# WHAT IS NEEDED
Select the lines below containing the word "page".
┌────────
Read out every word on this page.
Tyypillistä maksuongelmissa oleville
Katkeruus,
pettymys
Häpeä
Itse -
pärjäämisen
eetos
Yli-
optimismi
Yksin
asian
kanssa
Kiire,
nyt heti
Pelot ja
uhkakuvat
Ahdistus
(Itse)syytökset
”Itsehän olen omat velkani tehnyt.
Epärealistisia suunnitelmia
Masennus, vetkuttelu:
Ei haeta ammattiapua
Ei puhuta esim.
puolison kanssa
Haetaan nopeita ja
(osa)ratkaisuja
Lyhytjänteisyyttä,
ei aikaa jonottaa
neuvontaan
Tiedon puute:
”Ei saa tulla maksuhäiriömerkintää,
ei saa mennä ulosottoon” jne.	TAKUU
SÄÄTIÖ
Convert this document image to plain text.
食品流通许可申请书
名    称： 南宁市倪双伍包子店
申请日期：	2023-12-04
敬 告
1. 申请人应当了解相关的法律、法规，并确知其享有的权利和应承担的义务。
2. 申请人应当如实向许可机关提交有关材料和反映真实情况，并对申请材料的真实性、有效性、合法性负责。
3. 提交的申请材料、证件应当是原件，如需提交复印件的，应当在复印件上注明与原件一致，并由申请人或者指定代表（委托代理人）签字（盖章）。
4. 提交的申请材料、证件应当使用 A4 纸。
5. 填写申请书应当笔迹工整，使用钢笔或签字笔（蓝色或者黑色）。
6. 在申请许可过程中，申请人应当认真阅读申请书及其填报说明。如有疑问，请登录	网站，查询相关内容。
└────────
┌────────
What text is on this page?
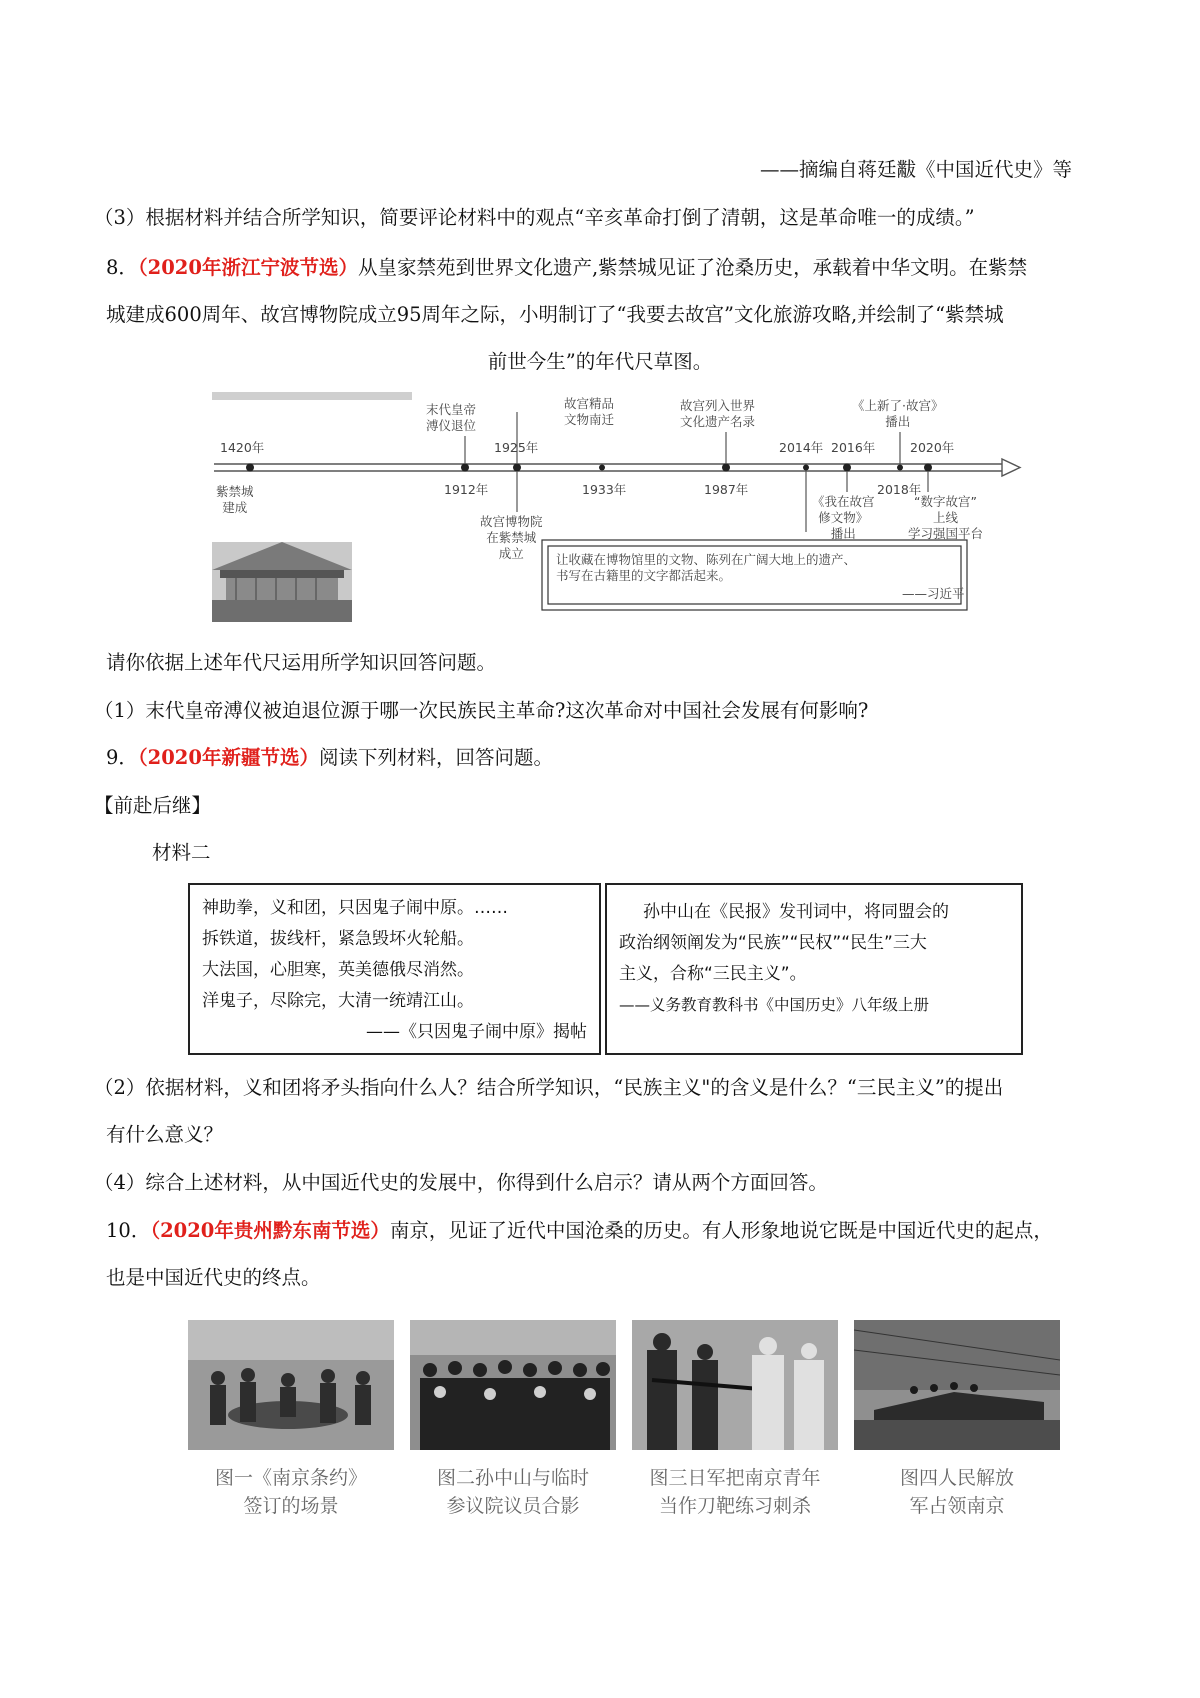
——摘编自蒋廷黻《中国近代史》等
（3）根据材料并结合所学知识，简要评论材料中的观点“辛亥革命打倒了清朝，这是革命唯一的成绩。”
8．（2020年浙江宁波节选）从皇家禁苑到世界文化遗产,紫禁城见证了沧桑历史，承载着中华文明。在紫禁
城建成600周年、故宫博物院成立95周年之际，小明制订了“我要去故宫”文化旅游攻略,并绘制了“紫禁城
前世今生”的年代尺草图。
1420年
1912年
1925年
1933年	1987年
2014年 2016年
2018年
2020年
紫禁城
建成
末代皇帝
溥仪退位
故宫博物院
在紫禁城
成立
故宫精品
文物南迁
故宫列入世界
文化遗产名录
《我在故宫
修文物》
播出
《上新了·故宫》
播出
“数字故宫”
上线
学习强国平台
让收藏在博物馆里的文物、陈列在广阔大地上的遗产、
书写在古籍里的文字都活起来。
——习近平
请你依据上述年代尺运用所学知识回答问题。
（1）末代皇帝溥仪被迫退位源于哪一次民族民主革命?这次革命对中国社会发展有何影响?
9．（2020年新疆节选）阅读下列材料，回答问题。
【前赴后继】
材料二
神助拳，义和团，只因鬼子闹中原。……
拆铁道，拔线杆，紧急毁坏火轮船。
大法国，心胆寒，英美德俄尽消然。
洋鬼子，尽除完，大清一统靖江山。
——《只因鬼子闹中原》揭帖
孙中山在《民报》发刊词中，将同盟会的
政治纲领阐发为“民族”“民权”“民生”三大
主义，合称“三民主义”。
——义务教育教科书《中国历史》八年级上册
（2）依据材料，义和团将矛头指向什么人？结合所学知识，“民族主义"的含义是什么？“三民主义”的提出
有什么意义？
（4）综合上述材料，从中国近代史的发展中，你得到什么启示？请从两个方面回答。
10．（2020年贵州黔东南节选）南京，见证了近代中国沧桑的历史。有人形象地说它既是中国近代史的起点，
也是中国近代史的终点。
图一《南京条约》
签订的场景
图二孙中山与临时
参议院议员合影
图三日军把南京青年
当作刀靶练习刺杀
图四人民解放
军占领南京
└────────
┌────────
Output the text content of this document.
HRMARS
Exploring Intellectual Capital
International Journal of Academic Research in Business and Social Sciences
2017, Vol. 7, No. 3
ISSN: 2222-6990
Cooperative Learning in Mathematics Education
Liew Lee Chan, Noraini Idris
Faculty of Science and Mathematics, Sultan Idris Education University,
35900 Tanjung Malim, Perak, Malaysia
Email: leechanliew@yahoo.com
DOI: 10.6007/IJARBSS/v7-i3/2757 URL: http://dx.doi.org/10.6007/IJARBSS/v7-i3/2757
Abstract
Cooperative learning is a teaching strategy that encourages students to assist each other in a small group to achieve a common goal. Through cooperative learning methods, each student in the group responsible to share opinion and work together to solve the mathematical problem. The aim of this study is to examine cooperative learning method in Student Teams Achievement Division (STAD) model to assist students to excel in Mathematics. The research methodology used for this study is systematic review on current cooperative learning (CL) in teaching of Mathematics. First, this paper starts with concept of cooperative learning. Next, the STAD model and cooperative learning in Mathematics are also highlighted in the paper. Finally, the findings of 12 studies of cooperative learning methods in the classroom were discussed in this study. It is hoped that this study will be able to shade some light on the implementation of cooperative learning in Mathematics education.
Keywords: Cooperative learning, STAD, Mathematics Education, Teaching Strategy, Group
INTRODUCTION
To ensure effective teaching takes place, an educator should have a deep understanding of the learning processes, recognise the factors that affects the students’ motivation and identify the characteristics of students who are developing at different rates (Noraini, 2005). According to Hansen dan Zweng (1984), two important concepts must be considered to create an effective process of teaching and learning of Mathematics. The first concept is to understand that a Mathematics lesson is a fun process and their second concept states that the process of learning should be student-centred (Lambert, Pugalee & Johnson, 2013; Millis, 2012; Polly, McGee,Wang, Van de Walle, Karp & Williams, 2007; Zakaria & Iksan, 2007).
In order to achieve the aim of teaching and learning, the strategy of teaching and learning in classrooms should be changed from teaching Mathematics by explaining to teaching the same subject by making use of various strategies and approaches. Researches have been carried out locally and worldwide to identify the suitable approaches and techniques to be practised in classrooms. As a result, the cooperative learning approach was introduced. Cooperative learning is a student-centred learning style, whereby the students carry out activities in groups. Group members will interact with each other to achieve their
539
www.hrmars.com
└────────
# TASK OUTPUT
Read out every word on this page.
What text is on this page?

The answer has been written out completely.